What needs to be done: Print everything from the line containing "weekly-viewership-chart-card: 한주간 뷰어쉽" down to the line containing "bar-avg: [623, 564, 637, 670]", with no changes.

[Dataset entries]
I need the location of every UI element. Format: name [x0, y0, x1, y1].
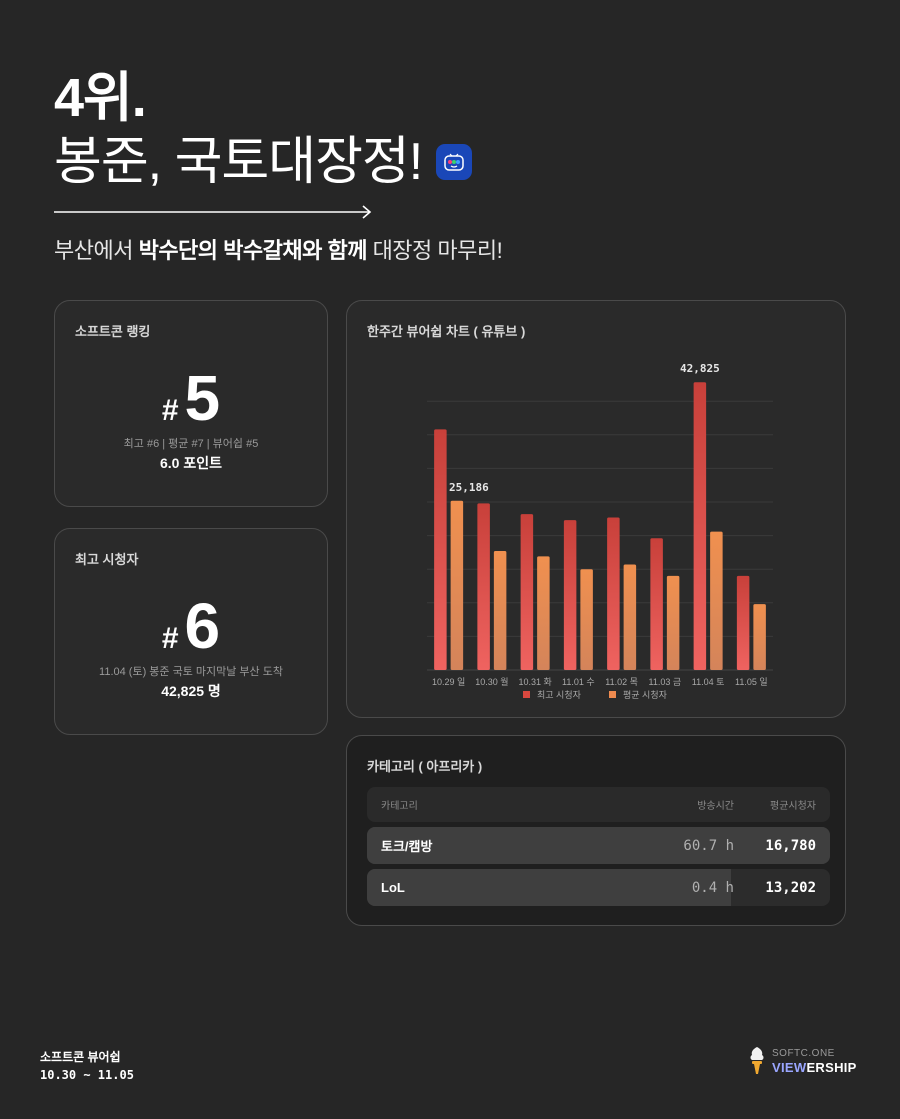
weekly-viewership-chart-card: 한주간 뷰어쉽 차트 ( 유튜브 ) 25,186 10.29 일 10.30 월 1…: [346, 300, 846, 718]
row-hours: 60.7 h: [683, 837, 734, 854]
bar-chart: 25,186 10.29 일 10.30 월 10.31 화 11.01 수 11.02 …: [427, 362, 773, 700]
bar-avg: [623, 564, 637, 670]
x-tick-label: 10.29 일: [432, 677, 465, 687]
bar-value-label: 42,825: [680, 362, 720, 375]
header-category: 카테고리: [381, 801, 418, 812]
row-category: 토크/캠방: [381, 839, 433, 854]
row-category: LoL: [381, 880, 405, 895]
x-tick-label: 10.31 화: [518, 677, 551, 687]
table-row: 토크/캠방 60.7 h 16,780: [367, 827, 830, 864]
row-fill-bar: [367, 827, 830, 864]
footer-info: 소프트콘 뷰어쉽 10.30 ~ 11.05: [40, 1048, 134, 1084]
peak-viewers-value: 42,825 명: [161, 683, 221, 699]
legend-label: 최고 시청자: [537, 690, 582, 700]
card-title: 카테고리 ( 아프리카 ): [367, 759, 483, 774]
x-tick-label: 11.04 토: [692, 677, 725, 687]
points-value: 6.0 포인트: [160, 455, 222, 471]
bar-avg: [753, 604, 766, 670]
bar-max: [563, 520, 577, 670]
footer-date-range: 10.30 ~ 11.05: [40, 1068, 134, 1082]
footer-title: 소프트콘 뷰어쉽: [40, 1050, 121, 1064]
softcone-logo: SOFTC.ONE VIEWERSHIP: [748, 1046, 857, 1076]
rank-detail: 최고 #6 | 평균 #7 | 뷰어쉽 #5: [123, 438, 259, 450]
x-tick-label: 11.02 목: [605, 677, 638, 687]
bar-avg: [537, 556, 550, 670]
bar-avg: [493, 551, 507, 670]
peak-detail: 11.04 (토) 봉준 국토 마지막날 부산 도착: [99, 666, 283, 678]
category-card: 카테고리 ( 아프리카 ) 카테고리 방송시간 평균시청자 토크/캠방 60.7…: [346, 735, 846, 926]
table-header: 카테고리 방송시간 평균시청자: [367, 787, 830, 822]
legend-swatch: [523, 691, 530, 698]
legend-label: 평균 시청자: [623, 690, 668, 700]
bar-avg: [710, 531, 723, 670]
bar-max: [736, 575, 750, 670]
row-fill-bar: [367, 869, 732, 906]
peak-viewers-card: 최고 시청자 #6 11.04 (토) 봉준 국토 마지막날 부산 도착 42,…: [54, 528, 328, 735]
bar-max: [434, 429, 447, 670]
bar-max: [650, 538, 663, 670]
bar-max: [693, 382, 707, 670]
row-avg: 13,202: [765, 879, 816, 896]
softcon-ranking-card: 소프트콘 랭킹 #5 최고 #6 | 평균 #7 | 뷰어쉽 #5 6.0 포인…: [54, 300, 328, 507]
card-title: 한주간 뷰어쉽 차트 ( 유튜브 ): [367, 324, 526, 339]
ice-cream-icon: [750, 1047, 764, 1074]
bar-avg: [450, 500, 464, 670]
header-hours: 방송시간: [697, 801, 734, 812]
arrow-right-icon: [54, 205, 372, 219]
x-tick-label: 11.01 수: [562, 677, 595, 687]
x-tick-label: 11.03 금: [649, 677, 682, 687]
rank-heading: 4위.: [54, 68, 147, 128]
rank-value: #5: [161, 362, 221, 434]
bar-avg: [580, 569, 593, 670]
header-avg: 평균시청자: [770, 801, 816, 812]
legend-swatch: [609, 691, 616, 698]
afreeca-tv-app-icon: [436, 144, 473, 180]
subtitle: 부산에서 박수단의 박수갈채와 함께 대장정 마무리!: [54, 238, 503, 263]
category-table: 카테고리 방송시간 평균시청자 토크/캠방 60.7 h 16,780 LoL …: [367, 787, 830, 906]
peak-rank-value: #6: [161, 590, 221, 662]
row-hours: 0.4 h: [691, 879, 734, 896]
x-tick-label: 11.05 일: [735, 677, 768, 687]
card-title: 최고 시청자: [75, 552, 139, 567]
page-title-text: 봉준, 국토대장정!: [54, 133, 423, 191]
bar-max: [477, 503, 490, 670]
x-tick-label: 10.30 월: [475, 676, 508, 687]
logo-bottom-text: VIEWERSHIP: [772, 1059, 857, 1075]
bar-max: [520, 514, 534, 670]
page-title: 봉준, 국토대장정!: [54, 132, 473, 192]
bar-max: [607, 517, 620, 670]
table-row: LoL 0.4 h 13,202: [367, 869, 830, 906]
bar-avg: [666, 575, 680, 670]
card-title: 소프트콘 랭킹: [75, 324, 151, 339]
logo-top-text: SOFTC.ONE: [772, 1047, 835, 1059]
row-avg: 16,780: [765, 837, 816, 854]
bar-value-label: 25,186: [449, 481, 489, 494]
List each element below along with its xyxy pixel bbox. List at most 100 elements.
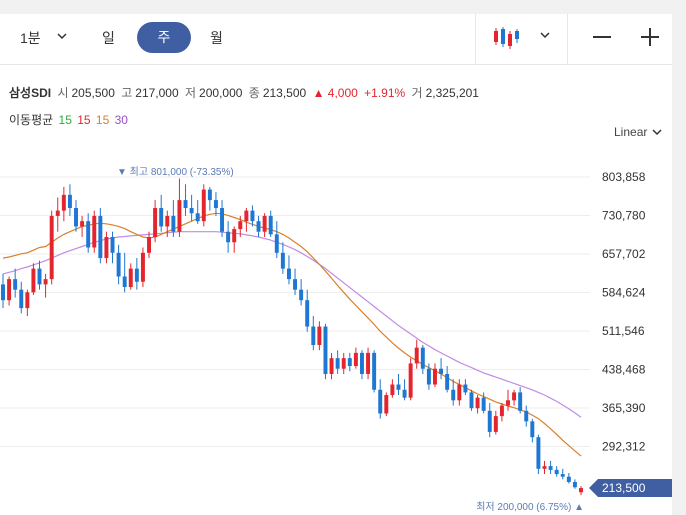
candle-body [183,200,188,209]
candle-body [487,410,492,432]
volume-label: 거 [411,86,423,100]
candle-body [390,384,395,396]
toolbar-divider [475,14,476,64]
candle-body [499,405,504,417]
y-tick-label: 292,312 [602,440,646,454]
candle-body [122,276,127,288]
candle-body [207,189,212,201]
max-price-annotation: ▼ 최고 801,000 (-73.35%) [117,166,234,178]
candle-body [305,300,310,327]
candle-body [542,466,547,469]
candle-body [579,488,583,493]
candle-body [323,326,328,374]
chevron-down-icon[interactable] [57,33,67,40]
high-value: 217,000 [135,86,179,100]
candle-body [19,289,24,309]
chevron-down-icon[interactable] [652,129,662,136]
tab-day[interactable]: 일 [102,30,115,46]
tab-month[interactable]: 월 [210,30,223,46]
candle-body [7,279,12,301]
candle-body [439,368,444,374]
candle-body [378,389,383,414]
candle-body [43,279,48,285]
ma-item: 15 [77,113,91,127]
candle-body [329,358,334,374]
y-tick-label: 511,546 [602,324,645,338]
candle-body [201,189,206,222]
ma-item: 15 [95,113,110,127]
moving-average-legend[interactable]: 이동평균 15 15 15 30 [9,111,130,128]
candle-body [506,400,510,406]
high-label: 고 [121,86,133,100]
candle-body [274,234,279,253]
candle-body [293,279,298,290]
ma-item: 15 [58,113,72,127]
candle-body [493,416,498,432]
y-tick-label: 803,858 [602,170,646,184]
chevron-down-icon[interactable] [540,32,550,39]
y-tick-label: 438,468 [602,363,646,377]
candle-body [195,213,200,222]
candle-body [347,358,352,367]
volume-value: 2,325,201 [425,86,479,100]
candle-body [256,221,261,232]
y-tick-label: 584,624 [602,286,646,300]
scale-select[interactable]: Linear [614,125,648,139]
candle-body [426,368,431,385]
candle-body [457,384,462,401]
candle-body [232,229,237,243]
y-tick-label: 730,780 [602,209,646,223]
candle-body [147,236,151,253]
candle-body [402,389,407,398]
minus-icon[interactable] [593,36,611,38]
price-info: 삼성SDI 시 205,500 고 217,000 저 200,000 종 213,50… [9,84,482,101]
candle-body [104,236,109,259]
candle-body [572,481,577,488]
candle-body [140,252,145,282]
candlestick-icon[interactable] [493,25,521,51]
candlestick-chart[interactable]: 803,858 730,780 657,702 584,624 511,546 438,4… [0,144,672,515]
candle-body [463,384,468,393]
candle-body [445,373,450,390]
candle-body [280,252,285,269]
candle-body [171,215,176,232]
candle-body [49,215,54,280]
candle-body [299,289,304,301]
candle-body [414,347,419,364]
candle-body [475,397,480,409]
candle-body [61,194,66,211]
low-label: 저 [185,86,197,100]
candle-body [384,395,389,414]
candle-body [250,210,255,222]
candle-body [67,194,72,209]
candle-body [159,208,164,227]
open-label: 시 [57,86,69,100]
candle-body [335,358,340,369]
candle-body [238,221,243,230]
toolbar-divider [567,14,568,64]
tab-week[interactable]: 주 [137,22,191,53]
candle-body [396,384,401,390]
ma30-line [2,231,582,418]
candle-body [189,208,194,214]
ma-item: 30 [114,113,128,127]
candle-body [286,268,291,280]
candle-body [128,268,133,288]
candle-body [530,421,535,438]
candle-body [1,284,5,301]
candle-body [110,236,115,253]
candle-body [451,389,456,401]
candle-body [165,215,170,227]
candle-body [469,392,474,409]
candle-body [116,252,121,277]
current-price-label: 213,500 [602,481,646,495]
interval-select[interactable]: 1분 [20,30,41,46]
candle-body [31,268,36,293]
candle-body [220,208,225,232]
low-value: 200,000 [199,86,243,100]
toolbar: 1분 일 주 월 [0,14,672,65]
candle-body [226,231,231,243]
candle-body [512,392,517,401]
candle-body [92,215,97,248]
candle-body [554,469,559,475]
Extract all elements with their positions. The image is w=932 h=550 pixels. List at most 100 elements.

Answer to this problem:
weekly-viewership-chart-card: 한주간 뷰어쉽 차트 ( 유튜브 ) 25,186 10.29 일 10.30 월 1…: [346, 300, 846, 718]
row-hours: 60.7 h: [683, 837, 734, 854]
bar-chart: 25,186 10.29 일 10.30 월 10.31 화 11.01 수 11.02 …: [427, 362, 773, 700]
bar-avg: [623, 564, 637, 670]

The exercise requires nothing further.